* INSTRUCTIONS TO FOLLOW
All of the data below should be written out exactly.

--- Start RECORD EXCERPTS ---

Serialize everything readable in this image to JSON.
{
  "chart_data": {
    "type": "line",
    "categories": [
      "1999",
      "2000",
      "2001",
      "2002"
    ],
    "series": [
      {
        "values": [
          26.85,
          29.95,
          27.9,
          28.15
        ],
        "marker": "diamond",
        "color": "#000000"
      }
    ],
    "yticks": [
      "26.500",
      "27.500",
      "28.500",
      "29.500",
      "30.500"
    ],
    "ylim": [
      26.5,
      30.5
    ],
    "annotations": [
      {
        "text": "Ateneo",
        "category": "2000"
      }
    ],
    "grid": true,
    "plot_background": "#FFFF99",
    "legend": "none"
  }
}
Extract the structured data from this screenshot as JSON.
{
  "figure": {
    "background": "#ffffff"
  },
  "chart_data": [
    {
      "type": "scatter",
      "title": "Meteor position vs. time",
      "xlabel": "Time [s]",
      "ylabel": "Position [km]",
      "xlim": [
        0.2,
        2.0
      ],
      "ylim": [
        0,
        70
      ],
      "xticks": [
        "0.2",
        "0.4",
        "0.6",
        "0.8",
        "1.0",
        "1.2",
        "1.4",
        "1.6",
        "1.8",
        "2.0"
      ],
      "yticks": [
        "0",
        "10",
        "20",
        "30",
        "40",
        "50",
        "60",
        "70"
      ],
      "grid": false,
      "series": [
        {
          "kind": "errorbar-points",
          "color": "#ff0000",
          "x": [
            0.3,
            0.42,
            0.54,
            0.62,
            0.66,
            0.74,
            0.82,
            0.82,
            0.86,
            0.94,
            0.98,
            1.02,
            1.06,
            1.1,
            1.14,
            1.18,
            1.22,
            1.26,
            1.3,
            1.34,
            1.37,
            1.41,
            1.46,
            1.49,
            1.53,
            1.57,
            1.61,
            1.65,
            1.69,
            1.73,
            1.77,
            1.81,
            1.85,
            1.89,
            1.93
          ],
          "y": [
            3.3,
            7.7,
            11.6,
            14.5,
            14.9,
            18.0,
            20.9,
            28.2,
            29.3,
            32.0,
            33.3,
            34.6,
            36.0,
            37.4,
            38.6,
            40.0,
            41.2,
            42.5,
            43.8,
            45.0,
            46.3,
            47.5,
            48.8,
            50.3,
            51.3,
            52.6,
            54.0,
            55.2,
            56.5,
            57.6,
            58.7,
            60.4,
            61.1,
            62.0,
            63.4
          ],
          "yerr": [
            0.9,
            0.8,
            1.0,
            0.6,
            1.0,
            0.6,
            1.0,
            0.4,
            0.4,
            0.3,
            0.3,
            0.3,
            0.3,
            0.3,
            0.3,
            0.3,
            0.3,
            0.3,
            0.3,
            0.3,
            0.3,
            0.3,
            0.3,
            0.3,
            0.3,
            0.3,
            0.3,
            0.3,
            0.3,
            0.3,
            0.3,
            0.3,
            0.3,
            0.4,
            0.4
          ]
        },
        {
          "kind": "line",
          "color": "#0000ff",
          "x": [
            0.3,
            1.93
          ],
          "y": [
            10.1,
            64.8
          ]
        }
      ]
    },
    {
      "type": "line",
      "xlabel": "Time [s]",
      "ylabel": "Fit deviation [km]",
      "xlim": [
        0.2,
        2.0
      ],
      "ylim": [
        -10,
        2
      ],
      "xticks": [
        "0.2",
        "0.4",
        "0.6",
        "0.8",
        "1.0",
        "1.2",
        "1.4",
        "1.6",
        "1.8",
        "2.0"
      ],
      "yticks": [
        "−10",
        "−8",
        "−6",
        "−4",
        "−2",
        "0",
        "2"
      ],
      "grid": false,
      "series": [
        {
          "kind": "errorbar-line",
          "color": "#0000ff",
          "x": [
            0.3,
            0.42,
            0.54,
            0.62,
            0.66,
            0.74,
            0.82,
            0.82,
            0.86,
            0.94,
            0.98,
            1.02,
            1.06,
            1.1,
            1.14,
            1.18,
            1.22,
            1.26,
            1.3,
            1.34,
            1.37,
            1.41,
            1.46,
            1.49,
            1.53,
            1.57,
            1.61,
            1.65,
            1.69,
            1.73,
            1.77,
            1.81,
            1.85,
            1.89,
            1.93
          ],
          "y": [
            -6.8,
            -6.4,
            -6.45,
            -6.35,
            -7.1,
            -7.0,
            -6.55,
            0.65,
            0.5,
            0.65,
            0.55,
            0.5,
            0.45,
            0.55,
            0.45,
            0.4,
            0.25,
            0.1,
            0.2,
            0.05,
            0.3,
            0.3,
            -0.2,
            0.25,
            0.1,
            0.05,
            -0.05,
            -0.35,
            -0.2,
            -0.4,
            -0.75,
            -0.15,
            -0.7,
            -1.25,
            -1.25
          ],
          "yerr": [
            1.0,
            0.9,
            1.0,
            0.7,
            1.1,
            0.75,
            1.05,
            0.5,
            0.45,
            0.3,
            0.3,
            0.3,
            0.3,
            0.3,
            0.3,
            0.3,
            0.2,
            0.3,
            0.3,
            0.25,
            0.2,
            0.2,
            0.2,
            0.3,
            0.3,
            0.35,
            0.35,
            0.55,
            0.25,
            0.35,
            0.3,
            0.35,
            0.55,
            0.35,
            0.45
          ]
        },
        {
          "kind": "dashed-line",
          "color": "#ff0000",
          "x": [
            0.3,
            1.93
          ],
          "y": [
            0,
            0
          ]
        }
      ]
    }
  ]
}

--- End RECORD EXCERPTS ---

* TASK ANSWER
Serialize everything readable in this image to JSON.
{
  "chart_data": {
    "type": "line",
    "categories": [
      "1999",
      "2000",
      "2001",
      "2002"
    ],
    "series": [
      {
        "values": [
          26.85,
          29.95,
          27.9,
          28.15
        ],
        "marker": "diamond",
        "color": "#000000"
      }
    ],
    "yticks": [
      "26.500",
      "27.500",
      "28.500",
      "29.500",
      "30.500"
    ],
    "ylim": [
      26.5,
      30.5
    ],
    "annotations": [
      {
        "text": "Ateneo",
        "category": "2000"
      }
    ],
    "grid": true,
    "plot_background": "#FFFF99",
    "legend": "none"
  }
}
Extract the structured data from this screenshot as JSON.
{
  "figure": {
    "background": "#ffffff"
  },
  "chart_data": [
    {
      "type": "scatter",
      "title": "Meteor position vs. time",
      "xlabel": "Time [s]",
      "ylabel": "Position [km]",
      "xlim": [
        0.2,
        2.0
      ],
      "ylim": [
        0,
        70
      ],
      "xticks": [
        "0.2",
        "0.4",
        "0.6",
        "0.8",
        "1.0",
        "1.2",
        "1.4",
        "1.6",
        "1.8",
        "2.0"
      ],
      "yticks": [
        "0",
        "10",
        "20",
        "30",
        "40",
        "50",
        "60",
        "70"
      ],
      "grid": false,
      "series": [
        {
          "kind": "errorbar-points",
          "color": "#ff0000",
          "x": [
            0.3,
            0.42,
            0.54,
            0.62,
            0.66,
            0.74,
            0.82,
            0.82,
            0.86,
            0.94,
            0.98,
            1.02,
            1.06,
            1.1,
            1.14,
            1.18,
            1.22,
            1.26,
            1.3,
            1.34,
            1.37,
            1.41,
            1.46,
            1.49,
            1.53,
            1.57,
            1.61,
            1.65,
            1.69,
            1.73,
            1.77,
            1.81,
            1.85,
            1.89,
            1.93
          ],
          "y": [
            3.3,
            7.7,
            11.6,
            14.5,
            14.9,
            18.0,
            20.9,
            28.2,
            29.3,
            32.0,
            33.3,
            34.6,
            36.0,
            37.4,
            38.6,
            40.0,
            41.2,
            42.5,
            43.8,
            45.0,
            46.3,
            47.5,
            48.8,
            50.3,
            51.3,
            52.6,
            54.0,
            55.2,
            56.5,
            57.6,
            58.7,
            60.4,
            61.1,
            62.0,
            63.4
          ],
          "yerr": [
            0.9,
            0.8,
            1.0,
            0.6,
            1.0,
            0.6,
            1.0,
            0.4,
            0.4,
            0.3,
            0.3,
            0.3,
            0.3,
            0.3,
            0.3,
            0.3,
            0.3,
            0.3,
            0.3,
            0.3,
            0.3,
            0.3,
            0.3,
            0.3,
            0.3,
            0.3,
            0.3,
            0.3,
            0.3,
            0.3,
            0.3,
            0.3,
            0.3,
            0.4,
            0.4
          ]
        },
        {
          "kind": "line",
          "color": "#0000ff",
          "x": [
            0.3,
            1.93
          ],
          "y": [
            10.1,
            64.8
          ]
        }
      ]
    },
    {
      "type": "line",
      "xlabel": "Time [s]",
      "ylabel": "Fit deviation [km]",
      "xlim": [
        0.2,
        2.0
      ],
      "ylim": [
        -10,
        2
      ],
      "xticks": [
        "0.2",
        "0.4",
        "0.6",
        "0.8",
        "1.0",
        "1.2",
        "1.4",
        "1.6",
        "1.8",
        "2.0"
      ],
      "yticks": [
        "−10",
        "−8",
        "−6",
        "−4",
        "−2",
        "0",
        "2"
      ],
      "grid": false,
      "series": [
        {
          "kind": "errorbar-line",
          "color": "#0000ff",
          "x": [
            0.3,
            0.42,
            0.54,
            0.62,
            0.66,
            0.74,
            0.82,
            0.82,
            0.86,
            0.94,
            0.98,
            1.02,
            1.06,
            1.1,
            1.14,
            1.18,
            1.22,
            1.26,
            1.3,
            1.34,
            1.37,
            1.41,
            1.46,
            1.49,
            1.53,
            1.57,
            1.61,
            1.65,
            1.69,
            1.73,
            1.77,
            1.81,
            1.85,
            1.89,
            1.93
          ],
          "y": [
            -6.8,
            -6.4,
            -6.45,
            -6.35,
            -7.1,
            -7.0,
            -6.55,
            0.65,
            0.5,
            0.65,
            0.55,
            0.5,
            0.45,
            0.55,
            0.45,
            0.4,
            0.25,
            0.1,
            0.2,
            0.05,
            0.3,
            0.3,
            -0.2,
            0.25,
            0.1,
            0.05,
            -0.05,
            -0.35,
            -0.2,
            -0.4,
            -0.75,
            -0.15,
            -0.7,
            -1.25,
            -1.25
          ],
          "yerr": [
            1.0,
            0.9,
            1.0,
            0.7,
            1.1,
            0.75,
            1.05,
            0.5,
            0.45,
            0.3,
            0.3,
            0.3,
            0.3,
            0.3,
            0.3,
            0.3,
            0.2,
            0.3,
            0.3,
            0.25,
            0.2,
            0.2,
            0.2,
            0.3,
            0.3,
            0.35,
            0.35,
            0.55,
            0.25,
            0.35,
            0.3,
            0.35,
            0.55,
            0.35,
            0.45
          ]
        },
        {
          "kind": "dashed-line",
          "color": "#ff0000",
          "x": [
            0.3,
            1.93
          ],
          "y": [
            0,
            0
          ]
        }
      ]
    }
  ]
}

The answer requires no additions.